• **Goal**: Each entry below is to be written out exactly, and the pictures are to be left out.

• **Rows**:
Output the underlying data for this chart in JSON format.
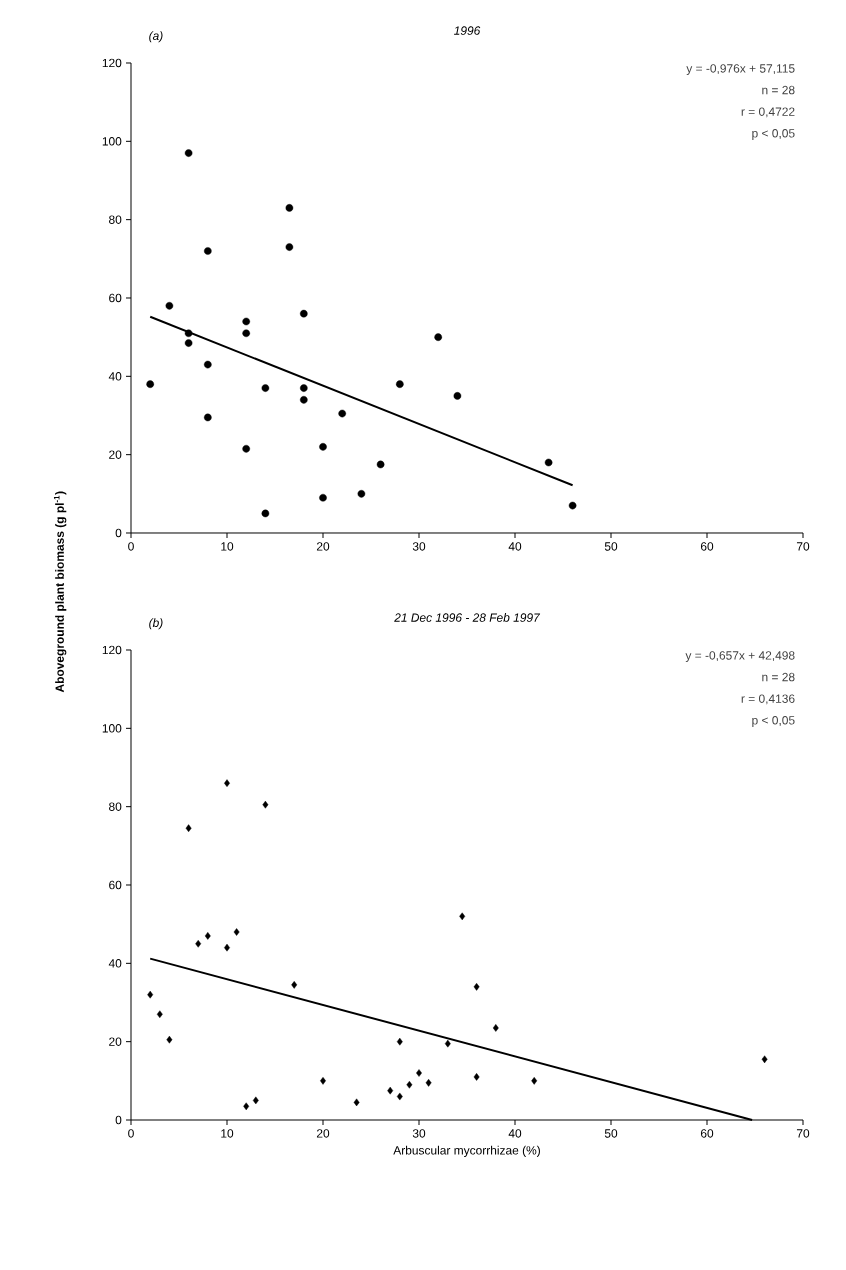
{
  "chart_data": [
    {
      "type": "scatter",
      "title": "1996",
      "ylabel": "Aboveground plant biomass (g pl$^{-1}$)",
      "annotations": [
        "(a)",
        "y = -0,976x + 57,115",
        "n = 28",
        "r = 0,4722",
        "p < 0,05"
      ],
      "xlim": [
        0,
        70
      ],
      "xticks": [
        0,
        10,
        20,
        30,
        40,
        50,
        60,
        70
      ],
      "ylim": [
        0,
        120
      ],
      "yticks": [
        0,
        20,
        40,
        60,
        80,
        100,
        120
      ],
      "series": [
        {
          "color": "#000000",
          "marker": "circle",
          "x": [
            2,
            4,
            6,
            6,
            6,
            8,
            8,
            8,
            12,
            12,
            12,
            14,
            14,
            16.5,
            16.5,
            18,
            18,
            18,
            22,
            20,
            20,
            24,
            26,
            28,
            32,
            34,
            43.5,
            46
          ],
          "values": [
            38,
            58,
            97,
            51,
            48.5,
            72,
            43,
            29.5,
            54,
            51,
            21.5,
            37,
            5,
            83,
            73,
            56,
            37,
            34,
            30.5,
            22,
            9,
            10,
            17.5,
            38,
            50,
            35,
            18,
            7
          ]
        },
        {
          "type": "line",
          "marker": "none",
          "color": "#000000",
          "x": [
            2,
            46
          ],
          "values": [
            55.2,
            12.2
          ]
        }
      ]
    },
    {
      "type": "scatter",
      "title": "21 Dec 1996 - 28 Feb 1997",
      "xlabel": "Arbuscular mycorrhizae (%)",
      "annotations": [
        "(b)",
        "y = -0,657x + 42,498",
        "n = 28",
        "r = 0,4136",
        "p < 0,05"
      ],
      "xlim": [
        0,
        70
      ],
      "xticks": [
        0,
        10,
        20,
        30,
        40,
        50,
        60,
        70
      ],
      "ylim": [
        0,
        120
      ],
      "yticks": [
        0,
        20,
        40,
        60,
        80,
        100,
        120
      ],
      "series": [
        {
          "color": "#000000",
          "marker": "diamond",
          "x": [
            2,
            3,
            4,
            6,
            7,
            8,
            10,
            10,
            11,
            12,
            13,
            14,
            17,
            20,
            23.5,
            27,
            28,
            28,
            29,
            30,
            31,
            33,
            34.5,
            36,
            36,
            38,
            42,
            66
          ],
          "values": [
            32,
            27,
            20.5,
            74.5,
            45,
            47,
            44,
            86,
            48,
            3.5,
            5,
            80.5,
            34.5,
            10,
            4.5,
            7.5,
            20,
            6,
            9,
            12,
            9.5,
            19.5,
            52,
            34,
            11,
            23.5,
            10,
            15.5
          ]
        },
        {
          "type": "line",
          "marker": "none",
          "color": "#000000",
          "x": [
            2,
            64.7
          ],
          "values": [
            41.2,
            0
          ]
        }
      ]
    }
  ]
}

• **The solution**:
Output the underlying data for this chart in JSON format.
{
  "chart_data": [
    {
      "type": "scatter",
      "title": "1996",
      "ylabel": "Aboveground plant biomass (g pl$^{-1}$)",
      "annotations": [
        "(a)",
        "y = -0,976x + 57,115",
        "n = 28",
        "r = 0,4722",
        "p < 0,05"
      ],
      "xlim": [
        0,
        70
      ],
      "xticks": [
        0,
        10,
        20,
        30,
        40,
        50,
        60,
        70
      ],
      "ylim": [
        0,
        120
      ],
      "yticks": [
        0,
        20,
        40,
        60,
        80,
        100,
        120
      ],
      "series": [
        {
          "color": "#000000",
          "marker": "circle",
          "x": [
            2,
            4,
            6,
            6,
            6,
            8,
            8,
            8,
            12,
            12,
            12,
            14,
            14,
            16.5,
            16.5,
            18,
            18,
            18,
            22,
            20,
            20,
            24,
            26,
            28,
            32,
            34,
            43.5,
            46
          ],
          "values": [
            38,
            58,
            97,
            51,
            48.5,
            72,
            43,
            29.5,
            54,
            51,
            21.5,
            37,
            5,
            83,
            73,
            56,
            37,
            34,
            30.5,
            22,
            9,
            10,
            17.5,
            38,
            50,
            35,
            18,
            7
          ]
        },
        {
          "type": "line",
          "marker": "none",
          "color": "#000000",
          "x": [
            2,
            46
          ],
          "values": [
            55.2,
            12.2
          ]
        }
      ]
    },
    {
      "type": "scatter",
      "title": "21 Dec 1996 - 28 Feb 1997",
      "xlabel": "Arbuscular mycorrhizae (%)",
      "annotations": [
        "(b)",
        "y = -0,657x + 42,498",
        "n = 28",
        "r = 0,4136",
        "p < 0,05"
      ],
      "xlim": [
        0,
        70
      ],
      "xticks": [
        0,
        10,
        20,
        30,
        40,
        50,
        60,
        70
      ],
      "ylim": [
        0,
        120
      ],
      "yticks": [
        0,
        20,
        40,
        60,
        80,
        100,
        120
      ],
      "series": [
        {
          "color": "#000000",
          "marker": "diamond",
          "x": [
            2,
            3,
            4,
            6,
            7,
            8,
            10,
            10,
            11,
            12,
            13,
            14,
            17,
            20,
            23.5,
            27,
            28,
            28,
            29,
            30,
            31,
            33,
            34.5,
            36,
            36,
            38,
            42,
            66
          ],
          "values": [
            32,
            27,
            20.5,
            74.5,
            45,
            47,
            44,
            86,
            48,
            3.5,
            5,
            80.5,
            34.5,
            10,
            4.5,
            7.5,
            20,
            6,
            9,
            12,
            9.5,
            19.5,
            52,
            34,
            11,
            23.5,
            10,
            15.5
          ]
        },
        {
          "type": "line",
          "marker": "none",
          "color": "#000000",
          "x": [
            2,
            64.7
          ],
          "values": [
            41.2,
            0
          ]
        }
      ]
    }
  ]
}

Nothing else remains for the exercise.